►

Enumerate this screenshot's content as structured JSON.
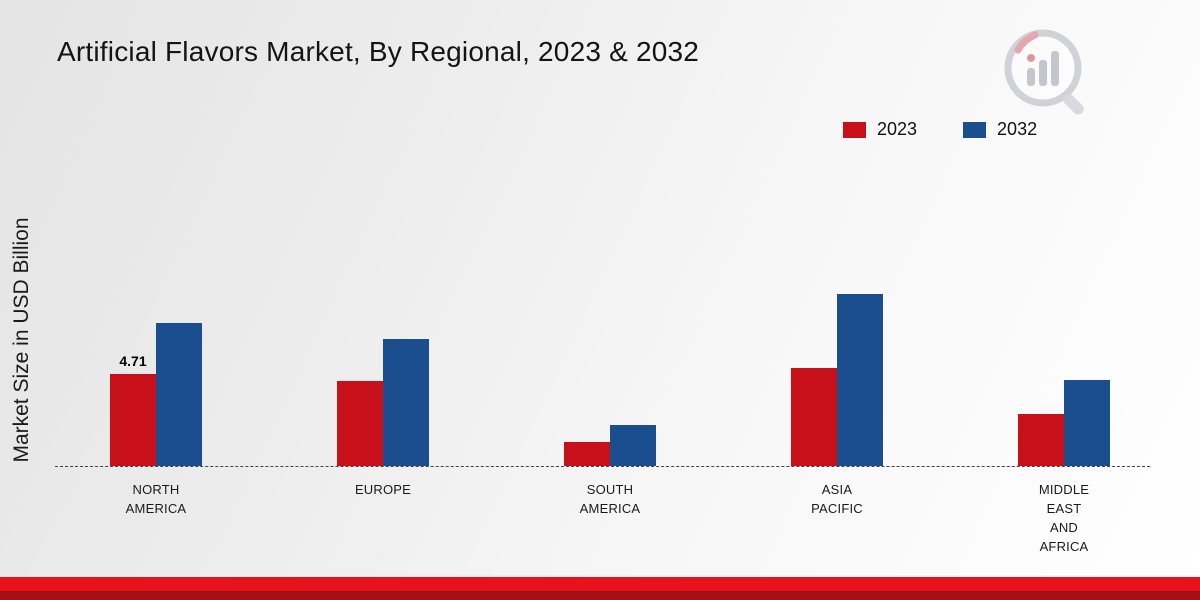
{
  "title": "Artificial Flavors Market, By Regional, 2023 & 2032",
  "ylabel": "Market Size in USD Billion",
  "legend": {
    "items": [
      {
        "label": "2023",
        "color": "#c8101a"
      },
      {
        "label": "2032",
        "color": "#1b4e8e"
      }
    ]
  },
  "chart_data": {
    "type": "bar",
    "title": "Artificial Flavors Market, By Regional, 2023 & 2032",
    "xlabel": "",
    "ylabel": "Market Size in USD Billion",
    "ylim": [
      0,
      10
    ],
    "grid": false,
    "legend_position": "top-right",
    "categories": [
      "NORTH AMERICA",
      "EUROPE",
      "SOUTH AMERICA",
      "ASIA PACIFIC",
      "MIDDLE EAST AND AFRICA"
    ],
    "series": [
      {
        "name": "2023",
        "color": "#c8101a",
        "values": [
          4.71,
          4.35,
          1.2,
          5.0,
          2.65
        ]
      },
      {
        "name": "2032",
        "color": "#1b4e8e",
        "values": [
          7.3,
          6.5,
          2.1,
          8.75,
          4.4
        ]
      }
    ],
    "annotations": [
      {
        "series_index": 0,
        "category_index": 0,
        "text": "4.71"
      }
    ]
  },
  "category_label_lines": [
    [
      "NORTH",
      "AMERICA"
    ],
    [
      "EUROPE"
    ],
    [
      "SOUTH",
      "AMERICA"
    ],
    [
      "ASIA",
      "PACIFIC"
    ],
    [
      "MIDDLE",
      "EAST",
      "AND",
      "AFRICA"
    ]
  ],
  "footer": {
    "band_top_color": "#e8121b",
    "band_bottom_color": "#a31015"
  },
  "logo_name": "market-research-future-logo"
}
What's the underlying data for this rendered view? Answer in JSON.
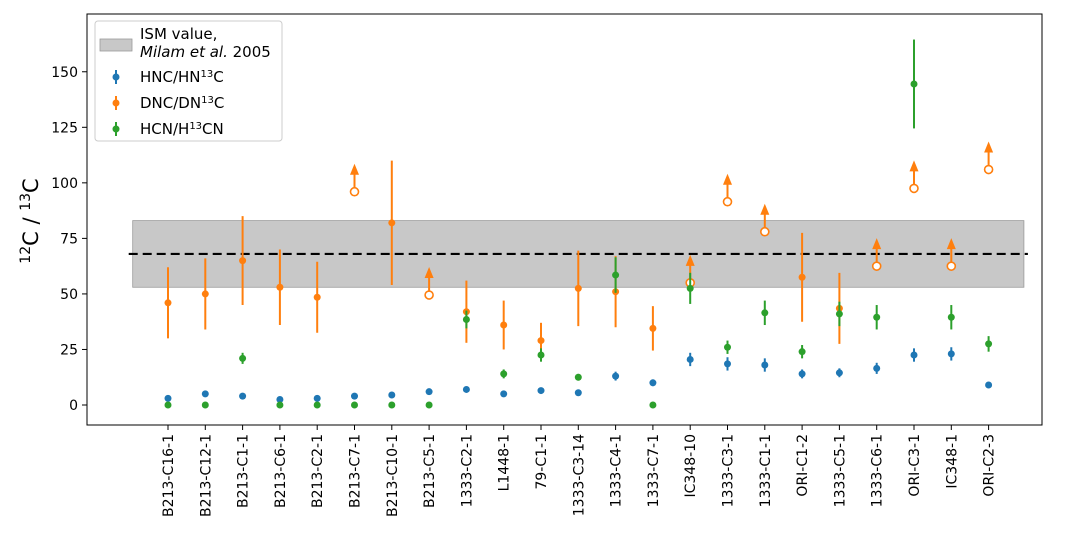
{
  "chart_data": {
    "type": "scatter",
    "ylabel_main": "C / C",
    "ylabel_sup1": "12",
    "ylabel_sup2": "13",
    "ylim": [
      -9,
      176
    ],
    "yticks": [
      0,
      25,
      50,
      75,
      100,
      125,
      150
    ],
    "grid": false,
    "legend_position": "top-left",
    "categories": [
      "B213-C16-1",
      "B213-C12-1",
      "B213-C1-1",
      "B213-C6-1",
      "B213-C2-1",
      "B213-C7-1",
      "B213-C10-1",
      "B213-C5-1",
      "1333-C2-1",
      "L1448-1",
      "79-C1-1",
      "1333-C3-14",
      "1333-C4-1",
      "1333-C7-1",
      "IC348-10",
      "1333-C3-1",
      "1333-C1-1",
      "ORI-C1-2",
      "1333-C5-1",
      "1333-C6-1",
      "ORI-C3-1",
      "IC348-1",
      "ORI-C2-3"
    ],
    "reference": {
      "label_line1": "ISM value,",
      "label_line2_italic": "Milam et al.",
      "label_line2_rest": " 2005",
      "value": 68,
      "band": [
        53,
        83
      ],
      "band_color": "#c8c8c8",
      "line_color": "#000000"
    },
    "series": [
      {
        "name_main": "HNC/HN",
        "name_sup": "13",
        "name_tail": "C",
        "color": "#1f77b4",
        "points": [
          {
            "cat": 0,
            "y": 3,
            "err": 1
          },
          {
            "cat": 1,
            "y": 5,
            "err": 1
          },
          {
            "cat": 2,
            "y": 4,
            "err": 1
          },
          {
            "cat": 3,
            "y": 2.5,
            "err": 1
          },
          {
            "cat": 4,
            "y": 3,
            "err": 1
          },
          {
            "cat": 5,
            "y": 4,
            "err": 1
          },
          {
            "cat": 6,
            "y": 4.5,
            "err": 1
          },
          {
            "cat": 7,
            "y": 6,
            "err": 1
          },
          {
            "cat": 8,
            "y": 7,
            "err": 1
          },
          {
            "cat": 9,
            "y": 5,
            "err": 1
          },
          {
            "cat": 10,
            "y": 6.5,
            "err": 1
          },
          {
            "cat": 11,
            "y": 5.5,
            "err": 1
          },
          {
            "cat": 12,
            "y": 13,
            "err": 2
          },
          {
            "cat": 13,
            "y": 10,
            "err": 1.5
          },
          {
            "cat": 14,
            "y": 20.5,
            "err": 3
          },
          {
            "cat": 15,
            "y": 18.5,
            "err": 3
          },
          {
            "cat": 16,
            "y": 18,
            "err": 3
          },
          {
            "cat": 17,
            "y": 14,
            "err": 2
          },
          {
            "cat": 18,
            "y": 14.5,
            "err": 2
          },
          {
            "cat": 19,
            "y": 16.5,
            "err": 2.5
          },
          {
            "cat": 20,
            "y": 22.5,
            "err": 3
          },
          {
            "cat": 21,
            "y": 23,
            "err": 3
          },
          {
            "cat": 22,
            "y": 9,
            "err": 1
          }
        ]
      },
      {
        "name_main": "DNC/DN",
        "name_sup": "13",
        "name_tail": "C",
        "color": "#ff7f0e",
        "points": [
          {
            "cat": 0,
            "y": 46,
            "err": 16
          },
          {
            "cat": 1,
            "y": 50,
            "err": 16
          },
          {
            "cat": 2,
            "y": 65,
            "err": 20
          },
          {
            "cat": 3,
            "y": 53,
            "err": 17
          },
          {
            "cat": 4,
            "y": 48.5,
            "err": 16
          },
          {
            "cat": 5,
            "y": 96,
            "lower_limit": true
          },
          {
            "cat": 6,
            "y": 82,
            "err": 28
          },
          {
            "cat": 7,
            "y": 49.5,
            "lower_limit": true
          },
          {
            "cat": 8,
            "y": 42,
            "err": 14
          },
          {
            "cat": 9,
            "y": 36,
            "err": 11
          },
          {
            "cat": 10,
            "y": 29,
            "err": 8
          },
          {
            "cat": 11,
            "y": 52.5,
            "err": 17
          },
          {
            "cat": 12,
            "y": 51,
            "err": 16
          },
          {
            "cat": 13,
            "y": 34.5,
            "err": 10
          },
          {
            "cat": 14,
            "y": 55,
            "lower_limit": true
          },
          {
            "cat": 15,
            "y": 91.5,
            "lower_limit": true
          },
          {
            "cat": 16,
            "y": 78,
            "lower_limit": true
          },
          {
            "cat": 17,
            "y": 57.5,
            "err": 20
          },
          {
            "cat": 18,
            "y": 43.5,
            "err": 16
          },
          {
            "cat": 19,
            "y": 62.5,
            "lower_limit": true
          },
          {
            "cat": 20,
            "y": 97.5,
            "lower_limit": true
          },
          {
            "cat": 21,
            "y": 62.5,
            "lower_limit": true
          },
          {
            "cat": 22,
            "y": 106,
            "lower_limit": true
          }
        ]
      },
      {
        "name_main": "HCN/H",
        "name_sup": "13",
        "name_tail": "CN",
        "color": "#2ca02c",
        "points": [
          {
            "cat": 0,
            "y": 0,
            "err": 0
          },
          {
            "cat": 1,
            "y": 0,
            "err": 0
          },
          {
            "cat": 2,
            "y": 21,
            "err": 2.5
          },
          {
            "cat": 3,
            "y": 0,
            "err": 0
          },
          {
            "cat": 4,
            "y": 0,
            "err": 0
          },
          {
            "cat": 5,
            "y": 0,
            "err": 0
          },
          {
            "cat": 6,
            "y": 0,
            "err": 0
          },
          {
            "cat": 7,
            "y": 0,
            "err": 0
          },
          {
            "cat": 8,
            "y": 38.5,
            "err": 4
          },
          {
            "cat": 9,
            "y": 14,
            "err": 2
          },
          {
            "cat": 10,
            "y": 22.5,
            "err": 3
          },
          {
            "cat": 11,
            "y": 12.5,
            "err": 1.5
          },
          {
            "cat": 12,
            "y": 58.5,
            "err": 8
          },
          {
            "cat": 13,
            "y": 0,
            "err": 0
          },
          {
            "cat": 14,
            "y": 52.5,
            "err": 7
          },
          {
            "cat": 15,
            "y": 26,
            "err": 3
          },
          {
            "cat": 16,
            "y": 41.5,
            "err": 5.5
          },
          {
            "cat": 17,
            "y": 24,
            "err": 3
          },
          {
            "cat": 18,
            "y": 41,
            "err": 5.5
          },
          {
            "cat": 19,
            "y": 39.5,
            "err": 5.5
          },
          {
            "cat": 20,
            "y": 144.5,
            "err": 20
          },
          {
            "cat": 21,
            "y": 39.5,
            "err": 5.5
          },
          {
            "cat": 22,
            "y": 27.5,
            "err": 3.5
          }
        ]
      }
    ]
  }
}
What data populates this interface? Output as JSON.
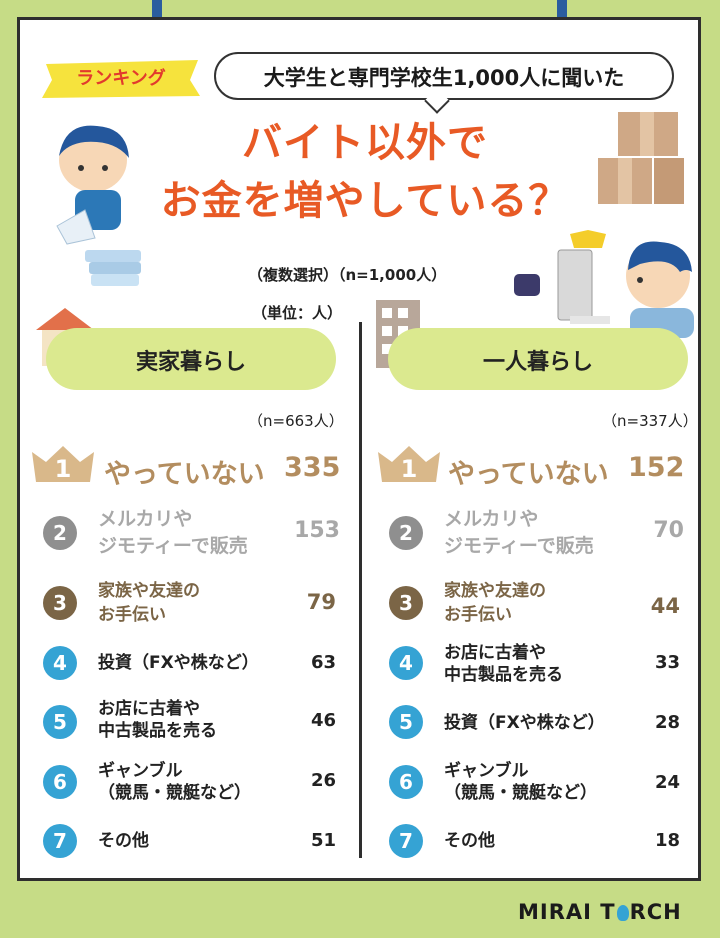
{
  "header": {
    "ranking_tag": "ランキング",
    "bubble": "大学生と専門学校生1,000人に聞いた",
    "headline_line1": "バイト以外で",
    "headline_line2": "お金を増やしている？",
    "subnote": "（複数選択）（n=1,000人）",
    "unit": "（単位：人）"
  },
  "left": {
    "title": "実家暮らし",
    "n": "（n=663人）",
    "ranks": [
      {
        "rank": "1",
        "label": "やっていない",
        "value": "335"
      },
      {
        "rank": "2",
        "label1": "メルカリや",
        "label2": "ジモティーで販売",
        "value": "153"
      },
      {
        "rank": "3",
        "label1": "家族や友達の",
        "label2": "お手伝い",
        "value": "79"
      },
      {
        "rank": "4",
        "label1": "投資（FXや株など）",
        "value": "63"
      },
      {
        "rank": "5",
        "label1": "お店に古着や",
        "label2": "中古製品を売る",
        "value": "46"
      },
      {
        "rank": "6",
        "label1": "ギャンブル",
        "label2": "（競馬・競艇など）",
        "value": "26"
      },
      {
        "rank": "7",
        "label1": "その他",
        "value": "51"
      }
    ]
  },
  "right": {
    "title": "一人暮らし",
    "n": "（n=337人）",
    "ranks": [
      {
        "rank": "1",
        "label": "やっていない",
        "value": "152"
      },
      {
        "rank": "2",
        "label1": "メルカリや",
        "label2": "ジモティーで販売",
        "value": "70"
      },
      {
        "rank": "3",
        "label1": "家族や友達の",
        "label2": "お手伝い",
        "value": "44"
      },
      {
        "rank": "4",
        "label1": "お店に古着や",
        "label2": "中古製品を売る",
        "value": "33"
      },
      {
        "rank": "5",
        "label1": "投資（FXや株など）",
        "value": "28"
      },
      {
        "rank": "6",
        "label1": "ギャンブル",
        "label2": "（競馬・競艇など）",
        "value": "24"
      },
      {
        "rank": "7",
        "label1": "その他",
        "value": "18"
      }
    ]
  },
  "footer": {
    "logo_left": "MIRAI T",
    "logo_right": "RCH"
  },
  "colors": {
    "headline": "#e85a25",
    "accent_green": "#c6dc86",
    "pill": "#dbe98f",
    "gold": "#b38d5f",
    "blue": "#35a3d4",
    "brown": "#7b6546",
    "gray": "#8f8f8f"
  }
}
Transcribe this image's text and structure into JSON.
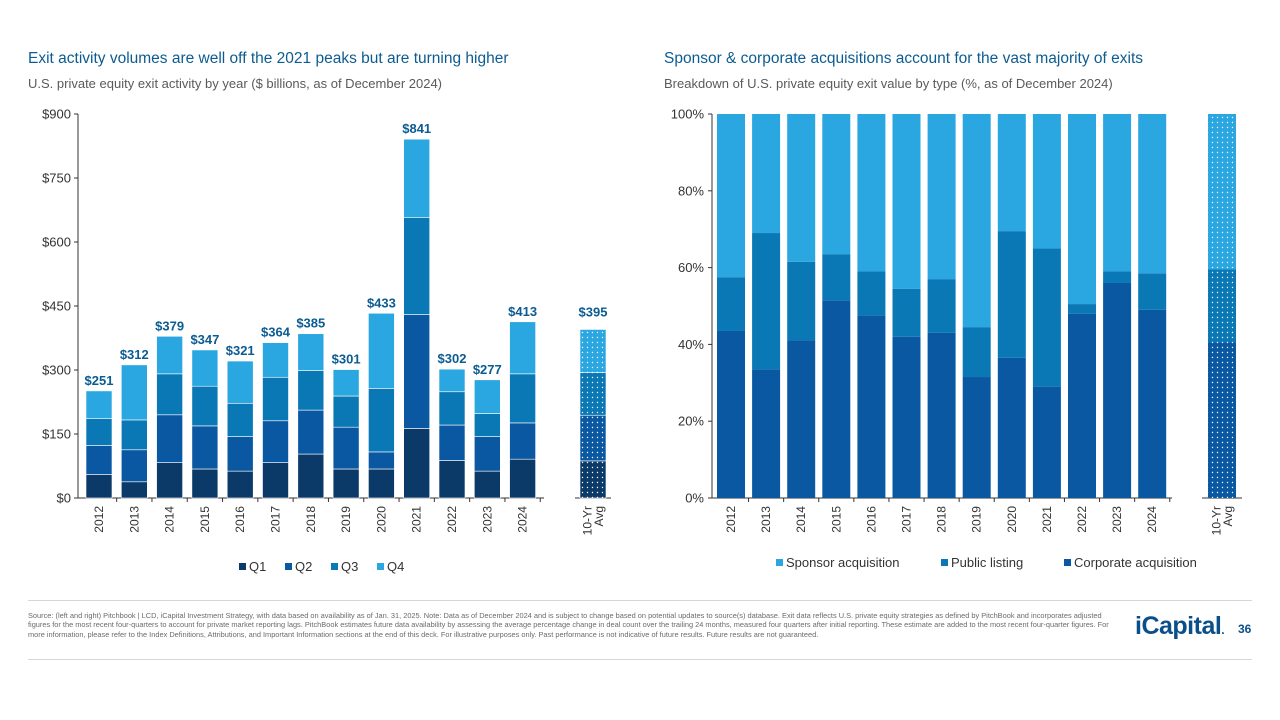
{
  "left": {
    "title": "Exit activity volumes are well off the 2021 peaks but are turning higher",
    "subtitle": "U.S. private equity exit activity by year ($ billions, as of December 2024)"
  },
  "right": {
    "title": "Sponsor & corporate acquisitions account for the vast majority of exits",
    "subtitle": "Breakdown of U.S. private equity exit value by type (%, as of December 2024)"
  },
  "footer": {
    "source": "Source: (left and right) Pitchbook | LCD, iCapital Investment Strategy, with data based on availability as of Jan. 31, 2025. Note: Data as of December 2024 and is subject to change based on potential updates to source(s) database. Exit data reflects U.S. private equity strategies as defined by PitchBook and incorporates adjusted figures for the most recent four-quarters to account for private market reporting lags. PitchBook estimates future data availability by assessing the average percentage change in deal count over the trailing 24 months, measured four quarters after initial reporting. These estimate are added to the most recent four-quarter figures. For more information, please refer to the Index Definitions, Attributions, and Important Information sections at the end of this deck. For illustrative purposes only. Past performance is not indicative of future results. Future results are not guaranteed.",
    "logo": "iCapital",
    "logo_mark": ".",
    "page": "36"
  },
  "colors": {
    "q1": "#0c3a68",
    "q2": "#0a58a1",
    "q3": "#0a78b4",
    "q4": "#2aa6e0",
    "corporate": "#0a58a1",
    "public": "#0a78b4",
    "sponsor": "#2aa6e0",
    "axis": "#333333",
    "label": "#0b5c92"
  },
  "chart_data": [
    {
      "type": "bar",
      "stacked": true,
      "title": "Exit activity volumes are well off the 2021 peaks but are turning higher",
      "ylabel": "$ billions",
      "ylim": [
        0,
        900
      ],
      "yticks": [
        0,
        150,
        300,
        450,
        600,
        750,
        900
      ],
      "ytick_labels": [
        "$0",
        "$150",
        "$300",
        "$450",
        "$600",
        "$750",
        "$900"
      ],
      "categories": [
        "2012",
        "2013",
        "2014",
        "2015",
        "2016",
        "2017",
        "2018",
        "2019",
        "2020",
        "2021",
        "2022",
        "2023",
        "2024"
      ],
      "series": [
        {
          "name": "Q1",
          "values": [
            55,
            38,
            83,
            68,
            63,
            83,
            103,
            68,
            68,
            163,
            88,
            63,
            91
          ]
        },
        {
          "name": "Q2",
          "values": [
            68,
            75,
            112,
            101,
            81,
            98,
            103,
            98,
            40,
            267,
            83,
            81,
            85
          ]
        },
        {
          "name": "Q3",
          "values": [
            63,
            70,
            96,
            93,
            78,
            102,
            93,
            73,
            149,
            227,
            78,
            54,
            115
          ]
        },
        {
          "name": "Q4",
          "values": [
            65,
            129,
            88,
            85,
            99,
            81,
            86,
            62,
            176,
            184,
            53,
            79,
            122
          ]
        }
      ],
      "totals": [
        251,
        312,
        379,
        347,
        321,
        364,
        385,
        301,
        433,
        841,
        302,
        277,
        413
      ],
      "total_labels": [
        "$251",
        "$312",
        "$379",
        "$347",
        "$321",
        "$364",
        "$385",
        "$301",
        "$433",
        "$841",
        "$302",
        "$277",
        "$413"
      ],
      "average": {
        "category_lines": [
          "10-Yr",
          "Avg"
        ],
        "values": [
          87,
          107,
          100,
          101
        ],
        "total": 395,
        "total_label": "$395"
      },
      "legend": [
        "Q1",
        "Q2",
        "Q3",
        "Q4"
      ],
      "legend_position": "bottom"
    },
    {
      "type": "bar",
      "stacked": true,
      "percent": true,
      "title": "Sponsor & corporate acquisitions account for the vast majority of exits",
      "ylim": [
        0,
        100
      ],
      "yticks": [
        0,
        20,
        40,
        60,
        80,
        100
      ],
      "ytick_labels": [
        "0%",
        "20%",
        "40%",
        "60%",
        "80%",
        "100%"
      ],
      "categories": [
        "2012",
        "2013",
        "2014",
        "2015",
        "2016",
        "2017",
        "2018",
        "2019",
        "2020",
        "2021",
        "2022",
        "2023",
        "2024"
      ],
      "series": [
        {
          "name": "Corporate acquisition",
          "values": [
            43.5,
            33.5,
            41,
            51.5,
            47.5,
            42,
            43,
            31.5,
            36.5,
            29,
            48,
            56,
            49
          ]
        },
        {
          "name": "Public listing",
          "values": [
            14,
            35.5,
            20.5,
            12,
            11.5,
            12.5,
            14,
            13,
            33,
            36,
            2.5,
            3,
            9.5
          ]
        },
        {
          "name": "Sponsor acquisition",
          "values": [
            42.5,
            31,
            38.5,
            36.5,
            41,
            45.5,
            43,
            55.5,
            30.5,
            35,
            49.5,
            41,
            41.5
          ]
        }
      ],
      "average": {
        "category_lines": [
          "10-Yr",
          "Avg"
        ],
        "values": [
          40.5,
          19,
          40.5
        ]
      },
      "legend": [
        "Sponsor acquisition",
        "Public listing",
        "Corporate acquisition"
      ],
      "legend_position": "bottom"
    }
  ]
}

◄

Prompt: Spot every line that holds "Size" and copy it.

Result for this exercise:
  "ylabel": "Market Size in USD Billion",
    "ylabel": "Market Size in USD Billion",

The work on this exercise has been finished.